**Passage provided**
A year after Thomas G. Moses was invited to a stage party hosted by the Palette & Chisel Club, his son Rupert was invited to an informal stag. In 1913, Rupert Moses received an invitation to an informal stag party, sponsored by the Pallet & Chisel Club. The letter was sent to Moses at the Sosman & Landis main studio address on 417 Clinton Street in Chicago. I encountered the invitation in the John H. Rothgeb papers at the Harry Ransom Center, University of Texas, Austin. It was part of the contents in an unlabeled file in an unprocessed collection.
The informal stag invitation announced, “Your presence is requested at the debut of Little Wayoff Saturday Eve, December Six Nineteen Thirteen” from “Gita Wayoff and husband.” The invitation included a ticket to admit “R. Moses” to “Little Wayoff” Palette & Chisel Club, 59 East Van Buren Street, Saturday, Dec. 6, 8:15 P.M.

**Data to examine**

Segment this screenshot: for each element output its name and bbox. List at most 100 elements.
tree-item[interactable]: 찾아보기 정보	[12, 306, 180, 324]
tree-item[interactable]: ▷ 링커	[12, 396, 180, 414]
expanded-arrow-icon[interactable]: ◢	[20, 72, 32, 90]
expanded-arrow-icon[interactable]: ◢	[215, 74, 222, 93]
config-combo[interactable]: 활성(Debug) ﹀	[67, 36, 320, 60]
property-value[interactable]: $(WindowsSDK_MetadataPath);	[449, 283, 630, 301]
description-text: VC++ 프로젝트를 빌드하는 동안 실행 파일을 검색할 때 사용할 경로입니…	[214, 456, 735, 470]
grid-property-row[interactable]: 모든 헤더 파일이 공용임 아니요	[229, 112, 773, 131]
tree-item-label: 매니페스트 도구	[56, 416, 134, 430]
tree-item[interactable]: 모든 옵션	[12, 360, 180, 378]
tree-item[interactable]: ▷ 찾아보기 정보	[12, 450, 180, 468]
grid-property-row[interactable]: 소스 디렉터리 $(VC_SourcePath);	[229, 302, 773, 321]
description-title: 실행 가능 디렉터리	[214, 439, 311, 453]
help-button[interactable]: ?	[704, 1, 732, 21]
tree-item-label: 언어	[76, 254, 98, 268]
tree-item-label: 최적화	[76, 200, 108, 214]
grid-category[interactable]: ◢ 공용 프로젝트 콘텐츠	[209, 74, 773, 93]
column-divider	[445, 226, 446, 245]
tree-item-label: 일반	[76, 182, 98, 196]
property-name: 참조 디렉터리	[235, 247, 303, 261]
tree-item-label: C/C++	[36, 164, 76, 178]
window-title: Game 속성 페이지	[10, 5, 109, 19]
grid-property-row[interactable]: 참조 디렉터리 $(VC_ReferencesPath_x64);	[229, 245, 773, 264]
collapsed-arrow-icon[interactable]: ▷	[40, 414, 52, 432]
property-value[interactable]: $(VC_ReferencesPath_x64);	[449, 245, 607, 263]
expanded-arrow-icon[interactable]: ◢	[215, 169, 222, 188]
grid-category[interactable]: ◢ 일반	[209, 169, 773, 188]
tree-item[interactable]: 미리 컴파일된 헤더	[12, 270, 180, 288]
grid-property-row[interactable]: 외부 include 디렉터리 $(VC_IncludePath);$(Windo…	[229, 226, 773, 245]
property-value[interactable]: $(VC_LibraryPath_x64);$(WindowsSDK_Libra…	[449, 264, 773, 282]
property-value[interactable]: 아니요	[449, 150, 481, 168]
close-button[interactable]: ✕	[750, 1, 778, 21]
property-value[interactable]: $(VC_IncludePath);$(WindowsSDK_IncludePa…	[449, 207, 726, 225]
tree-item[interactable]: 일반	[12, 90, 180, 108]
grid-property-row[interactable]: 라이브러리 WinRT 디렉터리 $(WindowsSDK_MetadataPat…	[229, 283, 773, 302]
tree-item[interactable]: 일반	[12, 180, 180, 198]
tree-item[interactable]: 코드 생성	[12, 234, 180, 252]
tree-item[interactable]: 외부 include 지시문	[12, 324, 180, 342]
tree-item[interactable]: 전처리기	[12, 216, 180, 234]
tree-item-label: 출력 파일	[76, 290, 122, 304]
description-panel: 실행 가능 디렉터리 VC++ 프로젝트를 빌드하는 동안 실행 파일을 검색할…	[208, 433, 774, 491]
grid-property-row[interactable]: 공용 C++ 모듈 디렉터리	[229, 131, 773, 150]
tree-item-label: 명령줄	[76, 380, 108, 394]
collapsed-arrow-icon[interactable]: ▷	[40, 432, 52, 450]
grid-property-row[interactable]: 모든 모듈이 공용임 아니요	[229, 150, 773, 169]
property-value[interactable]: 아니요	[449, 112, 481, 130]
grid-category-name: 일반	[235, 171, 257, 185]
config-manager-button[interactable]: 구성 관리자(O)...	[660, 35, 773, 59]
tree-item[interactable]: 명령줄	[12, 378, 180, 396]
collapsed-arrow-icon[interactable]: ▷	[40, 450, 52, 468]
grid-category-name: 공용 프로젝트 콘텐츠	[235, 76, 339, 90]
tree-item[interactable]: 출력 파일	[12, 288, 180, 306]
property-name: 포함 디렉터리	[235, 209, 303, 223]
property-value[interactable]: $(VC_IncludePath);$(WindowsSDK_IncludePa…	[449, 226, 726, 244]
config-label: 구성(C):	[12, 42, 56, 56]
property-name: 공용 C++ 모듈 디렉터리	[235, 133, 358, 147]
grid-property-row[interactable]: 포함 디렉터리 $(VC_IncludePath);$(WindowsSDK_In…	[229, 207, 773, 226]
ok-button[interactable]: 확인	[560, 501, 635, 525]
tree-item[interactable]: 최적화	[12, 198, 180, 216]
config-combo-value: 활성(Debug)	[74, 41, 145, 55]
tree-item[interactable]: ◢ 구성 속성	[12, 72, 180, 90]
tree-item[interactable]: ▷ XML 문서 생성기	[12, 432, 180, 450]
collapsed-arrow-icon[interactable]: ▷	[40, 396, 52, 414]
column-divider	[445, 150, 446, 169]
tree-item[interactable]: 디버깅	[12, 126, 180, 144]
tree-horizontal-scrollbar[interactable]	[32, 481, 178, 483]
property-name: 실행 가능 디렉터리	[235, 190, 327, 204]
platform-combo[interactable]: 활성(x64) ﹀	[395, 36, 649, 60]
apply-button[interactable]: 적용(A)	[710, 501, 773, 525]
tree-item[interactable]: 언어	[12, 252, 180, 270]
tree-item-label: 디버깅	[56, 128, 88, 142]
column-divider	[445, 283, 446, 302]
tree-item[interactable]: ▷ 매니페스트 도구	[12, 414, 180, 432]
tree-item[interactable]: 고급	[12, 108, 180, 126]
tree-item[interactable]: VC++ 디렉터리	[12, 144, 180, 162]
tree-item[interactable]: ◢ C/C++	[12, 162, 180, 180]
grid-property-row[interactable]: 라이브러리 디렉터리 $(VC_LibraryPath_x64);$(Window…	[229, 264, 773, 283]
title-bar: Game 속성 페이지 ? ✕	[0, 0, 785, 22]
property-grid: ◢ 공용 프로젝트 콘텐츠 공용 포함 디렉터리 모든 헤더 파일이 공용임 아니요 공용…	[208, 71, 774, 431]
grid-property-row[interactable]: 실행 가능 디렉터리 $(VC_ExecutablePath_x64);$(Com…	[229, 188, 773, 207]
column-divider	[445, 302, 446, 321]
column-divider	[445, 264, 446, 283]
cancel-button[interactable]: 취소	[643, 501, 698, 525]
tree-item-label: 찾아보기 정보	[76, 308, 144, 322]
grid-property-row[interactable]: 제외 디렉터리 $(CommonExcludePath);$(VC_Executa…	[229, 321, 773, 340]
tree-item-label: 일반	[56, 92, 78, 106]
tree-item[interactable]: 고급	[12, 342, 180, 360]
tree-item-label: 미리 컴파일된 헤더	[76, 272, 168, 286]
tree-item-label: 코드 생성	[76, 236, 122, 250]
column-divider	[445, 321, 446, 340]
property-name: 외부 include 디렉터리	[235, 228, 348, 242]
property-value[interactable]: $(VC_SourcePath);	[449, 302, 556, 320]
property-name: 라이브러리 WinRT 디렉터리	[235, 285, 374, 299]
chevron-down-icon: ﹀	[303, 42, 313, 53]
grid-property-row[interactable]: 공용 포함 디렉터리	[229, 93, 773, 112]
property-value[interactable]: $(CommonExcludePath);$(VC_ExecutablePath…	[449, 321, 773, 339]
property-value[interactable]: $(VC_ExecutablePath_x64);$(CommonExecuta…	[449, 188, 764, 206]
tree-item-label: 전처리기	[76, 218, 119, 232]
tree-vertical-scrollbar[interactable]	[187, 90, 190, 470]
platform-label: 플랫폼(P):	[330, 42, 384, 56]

**Exercise aim**
Answer these questions from the text about Rupert Moses's 1913 invitation:
(a) To what address was the letter sent?
(b) In whose papers was the invitation found?
(c) What time did the ticket give for the event?

**Solved problem**
(a) The Sosman & Landis main studio at 417 Clinton Street in Chicago.
(b) The John H. Rothgeb papers at the Harry Ransom Center, University of Texas, Austin.
(c) 8:15 P.M.